- Aim -
Gather the lines that hold the string "Yesterday".

━━━━━━━━━━━━━━━━━━━━

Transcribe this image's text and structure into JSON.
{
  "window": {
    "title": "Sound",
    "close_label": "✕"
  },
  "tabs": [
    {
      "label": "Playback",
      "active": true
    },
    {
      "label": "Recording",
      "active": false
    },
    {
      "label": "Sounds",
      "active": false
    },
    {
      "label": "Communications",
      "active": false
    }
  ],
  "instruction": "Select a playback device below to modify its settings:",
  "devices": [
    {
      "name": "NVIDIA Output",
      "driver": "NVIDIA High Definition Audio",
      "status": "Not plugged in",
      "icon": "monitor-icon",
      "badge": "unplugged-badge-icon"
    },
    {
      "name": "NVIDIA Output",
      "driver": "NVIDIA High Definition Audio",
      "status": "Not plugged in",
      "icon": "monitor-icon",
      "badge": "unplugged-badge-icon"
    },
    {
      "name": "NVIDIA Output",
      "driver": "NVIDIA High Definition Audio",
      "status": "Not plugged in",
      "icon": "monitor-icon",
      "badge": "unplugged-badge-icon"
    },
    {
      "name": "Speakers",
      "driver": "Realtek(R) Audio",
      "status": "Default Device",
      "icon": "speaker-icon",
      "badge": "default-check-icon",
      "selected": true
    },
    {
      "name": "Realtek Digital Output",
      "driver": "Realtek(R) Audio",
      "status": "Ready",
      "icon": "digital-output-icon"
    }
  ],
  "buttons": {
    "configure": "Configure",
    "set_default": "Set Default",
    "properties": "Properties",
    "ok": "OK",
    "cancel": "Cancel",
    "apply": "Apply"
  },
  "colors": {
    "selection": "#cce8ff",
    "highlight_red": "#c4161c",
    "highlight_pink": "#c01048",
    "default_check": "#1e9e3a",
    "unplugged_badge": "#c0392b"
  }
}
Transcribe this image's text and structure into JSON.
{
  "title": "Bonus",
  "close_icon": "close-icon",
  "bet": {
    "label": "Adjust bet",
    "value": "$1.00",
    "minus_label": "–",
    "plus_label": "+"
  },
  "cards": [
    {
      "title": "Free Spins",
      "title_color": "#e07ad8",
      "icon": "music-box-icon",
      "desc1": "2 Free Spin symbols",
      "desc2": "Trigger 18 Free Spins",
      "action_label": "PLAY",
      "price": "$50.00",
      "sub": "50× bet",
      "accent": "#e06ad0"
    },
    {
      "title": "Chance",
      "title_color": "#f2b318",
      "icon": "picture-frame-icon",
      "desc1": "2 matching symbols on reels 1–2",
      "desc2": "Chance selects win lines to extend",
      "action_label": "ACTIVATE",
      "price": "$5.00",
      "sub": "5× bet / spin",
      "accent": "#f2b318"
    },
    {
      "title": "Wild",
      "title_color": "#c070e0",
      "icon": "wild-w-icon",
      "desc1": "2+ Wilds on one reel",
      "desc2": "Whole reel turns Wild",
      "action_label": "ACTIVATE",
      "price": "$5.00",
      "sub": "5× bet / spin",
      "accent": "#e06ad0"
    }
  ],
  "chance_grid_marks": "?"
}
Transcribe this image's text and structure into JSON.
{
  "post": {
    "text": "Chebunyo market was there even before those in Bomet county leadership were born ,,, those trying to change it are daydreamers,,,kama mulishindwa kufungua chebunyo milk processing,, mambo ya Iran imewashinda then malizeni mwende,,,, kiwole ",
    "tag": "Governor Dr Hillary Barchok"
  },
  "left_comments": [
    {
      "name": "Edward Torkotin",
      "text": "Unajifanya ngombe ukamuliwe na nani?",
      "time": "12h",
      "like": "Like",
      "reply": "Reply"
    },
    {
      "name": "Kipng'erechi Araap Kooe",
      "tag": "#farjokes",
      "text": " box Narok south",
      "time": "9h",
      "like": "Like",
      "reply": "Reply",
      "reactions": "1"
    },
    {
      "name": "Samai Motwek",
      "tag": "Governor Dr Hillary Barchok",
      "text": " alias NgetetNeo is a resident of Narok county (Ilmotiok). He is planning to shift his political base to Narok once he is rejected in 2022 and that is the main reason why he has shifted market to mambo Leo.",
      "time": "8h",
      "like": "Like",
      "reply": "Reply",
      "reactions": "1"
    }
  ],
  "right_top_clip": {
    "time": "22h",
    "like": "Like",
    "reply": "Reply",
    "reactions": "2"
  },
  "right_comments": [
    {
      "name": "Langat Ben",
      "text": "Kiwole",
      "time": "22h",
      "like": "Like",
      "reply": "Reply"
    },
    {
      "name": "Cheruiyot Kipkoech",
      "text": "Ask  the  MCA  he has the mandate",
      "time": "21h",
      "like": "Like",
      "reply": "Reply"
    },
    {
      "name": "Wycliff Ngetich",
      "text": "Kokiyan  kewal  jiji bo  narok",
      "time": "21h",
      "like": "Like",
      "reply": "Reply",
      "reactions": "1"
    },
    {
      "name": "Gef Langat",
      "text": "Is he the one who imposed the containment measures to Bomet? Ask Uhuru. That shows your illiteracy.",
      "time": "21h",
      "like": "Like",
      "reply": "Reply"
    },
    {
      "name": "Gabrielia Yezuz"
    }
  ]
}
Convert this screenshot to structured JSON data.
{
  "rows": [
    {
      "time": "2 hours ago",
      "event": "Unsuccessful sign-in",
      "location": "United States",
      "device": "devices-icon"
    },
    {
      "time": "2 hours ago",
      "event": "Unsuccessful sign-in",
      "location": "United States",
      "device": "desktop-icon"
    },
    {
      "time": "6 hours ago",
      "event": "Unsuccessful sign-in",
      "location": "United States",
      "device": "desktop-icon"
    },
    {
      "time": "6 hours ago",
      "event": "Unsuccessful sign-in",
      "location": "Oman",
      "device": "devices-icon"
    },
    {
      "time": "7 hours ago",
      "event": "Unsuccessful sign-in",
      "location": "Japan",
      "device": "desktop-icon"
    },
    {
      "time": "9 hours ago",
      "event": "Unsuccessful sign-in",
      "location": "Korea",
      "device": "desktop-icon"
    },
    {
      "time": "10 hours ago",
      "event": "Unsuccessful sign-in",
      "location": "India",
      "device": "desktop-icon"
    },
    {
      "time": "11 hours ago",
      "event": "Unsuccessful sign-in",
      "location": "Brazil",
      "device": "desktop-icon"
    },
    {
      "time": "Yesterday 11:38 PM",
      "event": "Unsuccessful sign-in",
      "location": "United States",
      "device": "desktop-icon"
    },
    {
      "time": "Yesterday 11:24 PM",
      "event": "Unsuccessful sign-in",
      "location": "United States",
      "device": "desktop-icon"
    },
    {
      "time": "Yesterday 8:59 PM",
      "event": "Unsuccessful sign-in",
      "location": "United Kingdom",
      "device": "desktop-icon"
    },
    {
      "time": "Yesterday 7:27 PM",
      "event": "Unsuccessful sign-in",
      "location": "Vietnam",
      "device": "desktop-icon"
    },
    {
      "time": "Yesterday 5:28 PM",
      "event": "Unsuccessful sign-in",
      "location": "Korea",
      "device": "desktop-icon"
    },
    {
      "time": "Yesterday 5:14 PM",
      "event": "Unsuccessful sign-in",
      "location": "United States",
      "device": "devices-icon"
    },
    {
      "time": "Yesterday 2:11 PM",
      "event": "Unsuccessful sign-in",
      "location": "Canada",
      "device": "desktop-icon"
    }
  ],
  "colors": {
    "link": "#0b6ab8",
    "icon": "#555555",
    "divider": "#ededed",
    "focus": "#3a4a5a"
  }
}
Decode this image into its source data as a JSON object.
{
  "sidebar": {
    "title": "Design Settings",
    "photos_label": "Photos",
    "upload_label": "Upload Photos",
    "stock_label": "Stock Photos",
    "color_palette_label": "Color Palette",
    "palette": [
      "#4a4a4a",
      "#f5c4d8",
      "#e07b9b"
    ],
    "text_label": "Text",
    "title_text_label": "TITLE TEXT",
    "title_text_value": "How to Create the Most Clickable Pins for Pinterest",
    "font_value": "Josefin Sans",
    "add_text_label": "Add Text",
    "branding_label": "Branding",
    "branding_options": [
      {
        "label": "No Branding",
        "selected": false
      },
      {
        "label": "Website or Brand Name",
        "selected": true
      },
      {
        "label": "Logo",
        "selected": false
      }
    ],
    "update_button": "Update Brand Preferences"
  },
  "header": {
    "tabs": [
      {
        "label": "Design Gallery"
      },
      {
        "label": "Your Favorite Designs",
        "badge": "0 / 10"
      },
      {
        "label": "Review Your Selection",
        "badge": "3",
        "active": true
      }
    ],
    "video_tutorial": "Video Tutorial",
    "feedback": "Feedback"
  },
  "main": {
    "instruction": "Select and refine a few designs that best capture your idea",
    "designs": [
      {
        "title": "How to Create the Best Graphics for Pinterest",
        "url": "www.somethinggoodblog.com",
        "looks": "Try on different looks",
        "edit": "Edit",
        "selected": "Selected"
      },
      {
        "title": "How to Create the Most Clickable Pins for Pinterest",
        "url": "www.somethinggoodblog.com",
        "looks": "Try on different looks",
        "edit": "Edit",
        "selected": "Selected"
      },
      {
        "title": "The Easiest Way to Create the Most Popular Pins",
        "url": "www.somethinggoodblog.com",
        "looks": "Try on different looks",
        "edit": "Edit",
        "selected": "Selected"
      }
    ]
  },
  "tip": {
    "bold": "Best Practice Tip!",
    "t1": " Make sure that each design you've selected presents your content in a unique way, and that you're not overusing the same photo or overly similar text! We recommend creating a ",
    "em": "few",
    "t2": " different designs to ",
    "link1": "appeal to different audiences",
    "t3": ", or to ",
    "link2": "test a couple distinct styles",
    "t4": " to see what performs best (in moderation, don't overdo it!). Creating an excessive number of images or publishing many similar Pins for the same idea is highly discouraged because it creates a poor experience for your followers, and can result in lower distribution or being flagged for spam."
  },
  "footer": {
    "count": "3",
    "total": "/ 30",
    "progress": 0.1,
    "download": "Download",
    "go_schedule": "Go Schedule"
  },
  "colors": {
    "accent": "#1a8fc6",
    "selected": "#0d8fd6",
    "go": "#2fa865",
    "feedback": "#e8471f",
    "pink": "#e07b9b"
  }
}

━━━━━━━━━━━━━━━━━━━━

- Completed exercise -
      "time": "Yesterday 11:38 PM",
      "time": "Yesterday 11:24 PM",
      "time": "Yesterday 8:59 PM",
      "time": "Yesterday 7:27 PM",
      "time": "Yesterday 5:28 PM",
      "time": "Yesterday 5:14 PM",
      "time": "Yesterday 2:11 PM",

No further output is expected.